[Saved data entries]
====================
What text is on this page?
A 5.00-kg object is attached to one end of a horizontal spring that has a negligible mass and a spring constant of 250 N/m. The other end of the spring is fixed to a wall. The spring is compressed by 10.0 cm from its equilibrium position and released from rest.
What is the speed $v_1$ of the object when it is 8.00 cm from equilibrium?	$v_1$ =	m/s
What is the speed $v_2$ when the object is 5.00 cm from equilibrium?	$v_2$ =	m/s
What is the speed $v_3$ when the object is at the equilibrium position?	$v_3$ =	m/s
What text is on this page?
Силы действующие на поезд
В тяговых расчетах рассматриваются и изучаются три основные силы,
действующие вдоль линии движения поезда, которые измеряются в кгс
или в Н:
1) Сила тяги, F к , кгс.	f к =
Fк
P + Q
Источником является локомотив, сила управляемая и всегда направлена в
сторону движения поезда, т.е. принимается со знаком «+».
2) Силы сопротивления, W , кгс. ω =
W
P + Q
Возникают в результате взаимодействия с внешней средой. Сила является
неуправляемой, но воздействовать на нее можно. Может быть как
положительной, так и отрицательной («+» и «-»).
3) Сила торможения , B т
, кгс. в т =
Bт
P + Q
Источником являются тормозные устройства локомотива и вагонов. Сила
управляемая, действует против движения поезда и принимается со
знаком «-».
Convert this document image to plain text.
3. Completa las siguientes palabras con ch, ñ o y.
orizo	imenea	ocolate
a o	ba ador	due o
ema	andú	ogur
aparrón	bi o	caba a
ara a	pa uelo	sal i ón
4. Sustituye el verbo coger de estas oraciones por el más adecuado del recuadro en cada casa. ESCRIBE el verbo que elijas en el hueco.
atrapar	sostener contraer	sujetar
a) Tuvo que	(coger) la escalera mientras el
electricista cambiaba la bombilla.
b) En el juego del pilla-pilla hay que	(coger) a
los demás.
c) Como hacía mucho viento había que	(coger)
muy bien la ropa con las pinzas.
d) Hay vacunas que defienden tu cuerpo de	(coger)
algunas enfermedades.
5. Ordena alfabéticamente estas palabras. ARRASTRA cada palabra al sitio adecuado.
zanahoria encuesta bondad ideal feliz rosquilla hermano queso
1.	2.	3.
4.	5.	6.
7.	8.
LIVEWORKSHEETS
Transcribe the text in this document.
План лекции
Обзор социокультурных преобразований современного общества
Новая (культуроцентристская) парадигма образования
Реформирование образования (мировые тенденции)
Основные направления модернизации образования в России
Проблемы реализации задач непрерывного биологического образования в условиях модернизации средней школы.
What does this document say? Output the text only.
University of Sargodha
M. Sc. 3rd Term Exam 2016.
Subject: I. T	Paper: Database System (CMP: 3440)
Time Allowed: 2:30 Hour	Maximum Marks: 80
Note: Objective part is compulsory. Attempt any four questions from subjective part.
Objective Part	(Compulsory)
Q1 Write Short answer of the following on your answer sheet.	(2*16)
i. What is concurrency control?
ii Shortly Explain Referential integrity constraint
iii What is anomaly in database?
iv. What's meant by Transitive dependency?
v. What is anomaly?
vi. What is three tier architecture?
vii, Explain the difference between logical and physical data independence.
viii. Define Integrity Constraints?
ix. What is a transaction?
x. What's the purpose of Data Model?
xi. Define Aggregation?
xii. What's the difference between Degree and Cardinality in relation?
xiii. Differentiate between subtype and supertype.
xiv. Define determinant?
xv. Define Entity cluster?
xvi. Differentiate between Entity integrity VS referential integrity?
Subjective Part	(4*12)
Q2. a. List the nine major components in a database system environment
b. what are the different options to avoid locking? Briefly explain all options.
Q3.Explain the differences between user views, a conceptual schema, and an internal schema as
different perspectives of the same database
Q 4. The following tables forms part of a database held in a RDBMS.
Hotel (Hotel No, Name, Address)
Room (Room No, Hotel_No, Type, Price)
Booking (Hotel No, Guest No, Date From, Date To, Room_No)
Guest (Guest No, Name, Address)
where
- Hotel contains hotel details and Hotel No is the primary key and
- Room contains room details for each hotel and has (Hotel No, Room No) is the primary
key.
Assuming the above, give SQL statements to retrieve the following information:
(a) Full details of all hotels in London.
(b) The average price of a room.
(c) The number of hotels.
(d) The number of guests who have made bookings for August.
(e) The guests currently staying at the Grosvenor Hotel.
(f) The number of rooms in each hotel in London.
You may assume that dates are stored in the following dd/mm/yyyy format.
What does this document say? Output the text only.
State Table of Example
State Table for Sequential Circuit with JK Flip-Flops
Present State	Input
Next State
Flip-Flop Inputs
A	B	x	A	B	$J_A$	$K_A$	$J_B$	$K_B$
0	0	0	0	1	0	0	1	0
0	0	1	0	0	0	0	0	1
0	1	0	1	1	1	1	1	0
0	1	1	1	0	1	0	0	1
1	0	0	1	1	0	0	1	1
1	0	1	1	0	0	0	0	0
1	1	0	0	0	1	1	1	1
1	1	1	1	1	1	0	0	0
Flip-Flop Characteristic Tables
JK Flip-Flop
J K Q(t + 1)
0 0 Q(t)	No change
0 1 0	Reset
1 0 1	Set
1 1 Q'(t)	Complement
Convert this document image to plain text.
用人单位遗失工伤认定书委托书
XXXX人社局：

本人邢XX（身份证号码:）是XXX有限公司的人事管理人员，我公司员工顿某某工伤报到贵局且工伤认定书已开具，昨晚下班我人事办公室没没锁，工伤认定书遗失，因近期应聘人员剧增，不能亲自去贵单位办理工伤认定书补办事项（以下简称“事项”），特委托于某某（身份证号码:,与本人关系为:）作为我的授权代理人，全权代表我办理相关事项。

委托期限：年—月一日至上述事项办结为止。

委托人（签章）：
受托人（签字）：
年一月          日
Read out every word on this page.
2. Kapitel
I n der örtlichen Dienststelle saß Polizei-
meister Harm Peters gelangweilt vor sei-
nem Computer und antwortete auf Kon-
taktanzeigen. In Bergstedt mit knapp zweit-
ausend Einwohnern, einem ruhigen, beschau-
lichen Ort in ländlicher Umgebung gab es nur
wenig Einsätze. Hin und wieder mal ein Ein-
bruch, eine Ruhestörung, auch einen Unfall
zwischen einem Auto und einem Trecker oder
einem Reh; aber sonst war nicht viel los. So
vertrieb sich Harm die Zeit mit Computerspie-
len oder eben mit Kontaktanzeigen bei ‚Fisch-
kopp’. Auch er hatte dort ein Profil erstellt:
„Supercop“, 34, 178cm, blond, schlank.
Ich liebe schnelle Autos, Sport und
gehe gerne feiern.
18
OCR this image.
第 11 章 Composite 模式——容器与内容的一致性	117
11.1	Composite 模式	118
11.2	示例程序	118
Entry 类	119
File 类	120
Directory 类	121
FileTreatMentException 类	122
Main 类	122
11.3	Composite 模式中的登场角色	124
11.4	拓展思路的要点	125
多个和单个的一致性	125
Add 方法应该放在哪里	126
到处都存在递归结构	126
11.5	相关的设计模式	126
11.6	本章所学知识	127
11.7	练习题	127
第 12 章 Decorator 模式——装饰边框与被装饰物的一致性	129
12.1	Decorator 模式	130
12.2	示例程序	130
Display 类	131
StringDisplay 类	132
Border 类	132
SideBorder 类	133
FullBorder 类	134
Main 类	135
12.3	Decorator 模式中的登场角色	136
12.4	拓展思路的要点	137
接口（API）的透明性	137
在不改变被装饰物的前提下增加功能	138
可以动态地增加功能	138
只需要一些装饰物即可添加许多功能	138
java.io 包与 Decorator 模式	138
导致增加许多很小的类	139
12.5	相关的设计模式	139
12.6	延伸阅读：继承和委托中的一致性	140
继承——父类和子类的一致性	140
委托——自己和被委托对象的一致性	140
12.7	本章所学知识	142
====================
(STATED EXERCISE):
Write down the full listing again, exactly.

(COMPLETE RESPONSE):
What text is on this page?
A 5.00-kg object is attached to one end of a horizontal spring that has a negligible mass and a spring constant of 250 N/m. The other end of the spring is fixed to a wall. The spring is compressed by 10.0 cm from its equilibrium position and released from rest.
What is the speed $v_1$ of the object when it is 8.00 cm from equilibrium?	$v_1$ =	m/s
What is the speed $v_2$ when the object is 5.00 cm from equilibrium?	$v_2$ =	m/s
What is the speed $v_3$ when the object is at the equilibrium position?	$v_3$ =	m/s
What text is on this page?
Силы действующие на поезд
В тяговых расчетах рассматриваются и изучаются три основные силы,
действующие вдоль линии движения поезда, которые измеряются в кгс
или в Н:
1) Сила тяги, F к , кгс.	f к =
Fк
P + Q
Источником является локомотив, сила управляемая и всегда направлена в
сторону движения поезда, т.е. принимается со знаком «+».
2) Силы сопротивления, W , кгс. ω =
W
P + Q
Возникают в результате взаимодействия с внешней средой. Сила является
неуправляемой, но воздействовать на нее можно. Может быть как
положительной, так и отрицательной («+» и «-»).
3) Сила торможения , B т
, кгс. в т =
Bт
P + Q
Источником являются тормозные устройства локомотива и вагонов. Сила
управляемая, действует против движения поезда и принимается со
знаком «-».
Convert this document image to plain text.
3. Completa las siguientes palabras con ch, ñ o y.
orizo	imenea	ocolate
a o	ba ador	due o
ema	andú	ogur
aparrón	bi o	caba a
ara a	pa uelo	sal i ón
4. Sustituye el verbo coger de estas oraciones por el más adecuado del recuadro en cada casa. ESCRIBE el verbo que elijas en el hueco.
atrapar	sostener contraer	sujetar
a) Tuvo que	(coger) la escalera mientras el
electricista cambiaba la bombilla.
b) En el juego del pilla-pilla hay que	(coger) a
los demás.
c) Como hacía mucho viento había que	(coger)
muy bien la ropa con las pinzas.
d) Hay vacunas que defienden tu cuerpo de	(coger)
algunas enfermedades.
5. Ordena alfabéticamente estas palabras. ARRASTRA cada palabra al sitio adecuado.
zanahoria encuesta bondad ideal feliz rosquilla hermano queso
1.	2.	3.
4.	5.	6.
7.	8.
LIVEWORKSHEETS
Transcribe the text in this document.
План лекции
Обзор социокультурных преобразований современного общества
Новая (культуроцентристская) парадигма образования
Реформирование образования (мировые тенденции)
Основные направления модернизации образования в России
Проблемы реализации задач непрерывного биологического образования в условиях модернизации средней школы.
What does this document say? Output the text only.
University of Sargodha
M. Sc. 3rd Term Exam 2016.
Subject: I. T	Paper: Database System (CMP: 3440)
Time Allowed: 2:30 Hour	Maximum Marks: 80
Note: Objective part is compulsory. Attempt any four questions from subjective part.
Objective Part	(Compulsory)
Q1 Write Short answer of the following on your answer sheet.	(2*16)
i. What is concurrency control?
ii Shortly Explain Referential integrity constraint
iii What is anomaly in database?
iv. What's meant by Transitive dependency?
v. What is anomaly?
vi. What is three tier architecture?
vii, Explain the difference between logical and physical data independence.
viii. Define Integrity Constraints?
ix. What is a transaction?
x. What's the purpose of Data Model?
xi. Define Aggregation?
xii. What's the difference between Degree and Cardinality in relation?
xiii. Differentiate between subtype and supertype.
xiv. Define determinant?
xv. Define Entity cluster?
xvi. Differentiate between Entity integrity VS referential integrity?
Subjective Part	(4*12)
Q2. a. List the nine major components in a database system environment
b. what are the different options to avoid locking? Briefly explain all options.
Q3.Explain the differences between user views, a conceptual schema, and an internal schema as
different perspectives of the same database
Q 4. The following tables forms part of a database held in a RDBMS.
Hotel (Hotel No, Name, Address)
Room (Room No, Hotel_No, Type, Price)
Booking (Hotel No, Guest No, Date From, Date To, Room_No)
Guest (Guest No, Name, Address)
where
- Hotel contains hotel details and Hotel No is the primary key and
- Room contains room details for each hotel and has (Hotel No, Room No) is the primary
key.
Assuming the above, give SQL statements to retrieve the following information:
(a) Full details of all hotels in London.
(b) The average price of a room.
(c) The number of hotels.
(d) The number of guests who have made bookings for August.
(e) The guests currently staying at the Grosvenor Hotel.
(f) The number of rooms in each hotel in London.
You may assume that dates are stored in the following dd/mm/yyyy format.
What does this document say? Output the text only.
State Table of Example
State Table for Sequential Circuit with JK Flip-Flops
Present State	Input
Next State
Flip-Flop Inputs
A	B	x	A	B	$J_A$	$K_A$	$J_B$	$K_B$
0	0	0	0	1	0	0	1	0
0	0	1	0	0	0	0	0	1
0	1	0	1	1	1	1	1	0
0	1	1	1	0	1	0	0	1
1	0	0	1	1	0	0	1	1
1	0	1	1	0	0	0	0	0
1	1	0	0	0	1	1	1	1
1	1	1	1	1	1	0	0	0
Flip-Flop Characteristic Tables
JK Flip-Flop
J K Q(t + 1)
0 0 Q(t)	No change
0 1 0	Reset
1 0 1	Set
1 1 Q'(t)	Complement
Convert this document image to plain text.
用人单位遗失工伤认定书委托书
XXXX人社局：

本人邢XX（身份证号码:）是XXX有限公司的人事管理人员，我公司员工顿某某工伤报到贵局且工伤认定书已开具，昨晚下班我人事办公室没没锁，工伤认定书遗失，因近期应聘人员剧增，不能亲自去贵单位办理工伤认定书补办事项（以下简称“事项”），特委托于某某（身份证号码:,与本人关系为:）作为我的授权代理人，全权代表我办理相关事项。

委托期限：年—月一日至上述事项办结为止。

委托人（签章）：
受托人（签字）：
年一月          日
Read out every word on this page.
2. Kapitel
I n der örtlichen Dienststelle saß Polizei-
meister Harm Peters gelangweilt vor sei-
nem Computer und antwortete auf Kon-
taktanzeigen. In Bergstedt mit knapp zweit-
ausend Einwohnern, einem ruhigen, beschau-
lichen Ort in ländlicher Umgebung gab es nur
wenig Einsätze. Hin und wieder mal ein Ein-
bruch, eine Ruhestörung, auch einen Unfall
zwischen einem Auto und einem Trecker oder
einem Reh; aber sonst war nicht viel los. So
vertrieb sich Harm die Zeit mit Computerspie-
len oder eben mit Kontaktanzeigen bei ‚Fisch-
kopp’. Auch er hatte dort ein Profil erstellt:
„Supercop“, 34, 178cm, blond, schlank.
Ich liebe schnelle Autos, Sport und
gehe gerne feiern.
18
OCR this image.
第 11 章 Composite 模式——容器与内容的一致性	117
11.1	Composite 模式	118
11.2	示例程序	118
Entry 类	119
File 类	120
Directory 类	121
FileTreatMentException 类	122
Main 类	122
11.3	Composite 模式中的登场角色	124
11.4	拓展思路的要点	125
多个和单个的一致性	125
Add 方法应该放在哪里	126
到处都存在递归结构	126
11.5	相关的设计模式	126
11.6	本章所学知识	127
11.7	练习题	127
第 12 章 Decorator 模式——装饰边框与被装饰物的一致性	129
12.1	Decorator 模式	130
12.2	示例程序	130
Display 类	131
StringDisplay 类	132
Border 类	132
SideBorder 类	133
FullBorder 类	134
Main 类	135
12.3	Decorator 模式中的登场角色	136
12.4	拓展思路的要点	137
接口（API）的透明性	137
在不改变被装饰物的前提下增加功能	138
可以动态地增加功能	138
只需要一些装饰物即可添加许多功能	138
java.io 包与 Decorator 模式	138
导致增加许多很小的类	139
12.5	相关的设计模式	139
12.6	延伸阅读：继承和委托中的一致性	140
继承——父类和子类的一致性	140
委托——自己和被委托对象的一致性	140
12.7	本章所学知识	142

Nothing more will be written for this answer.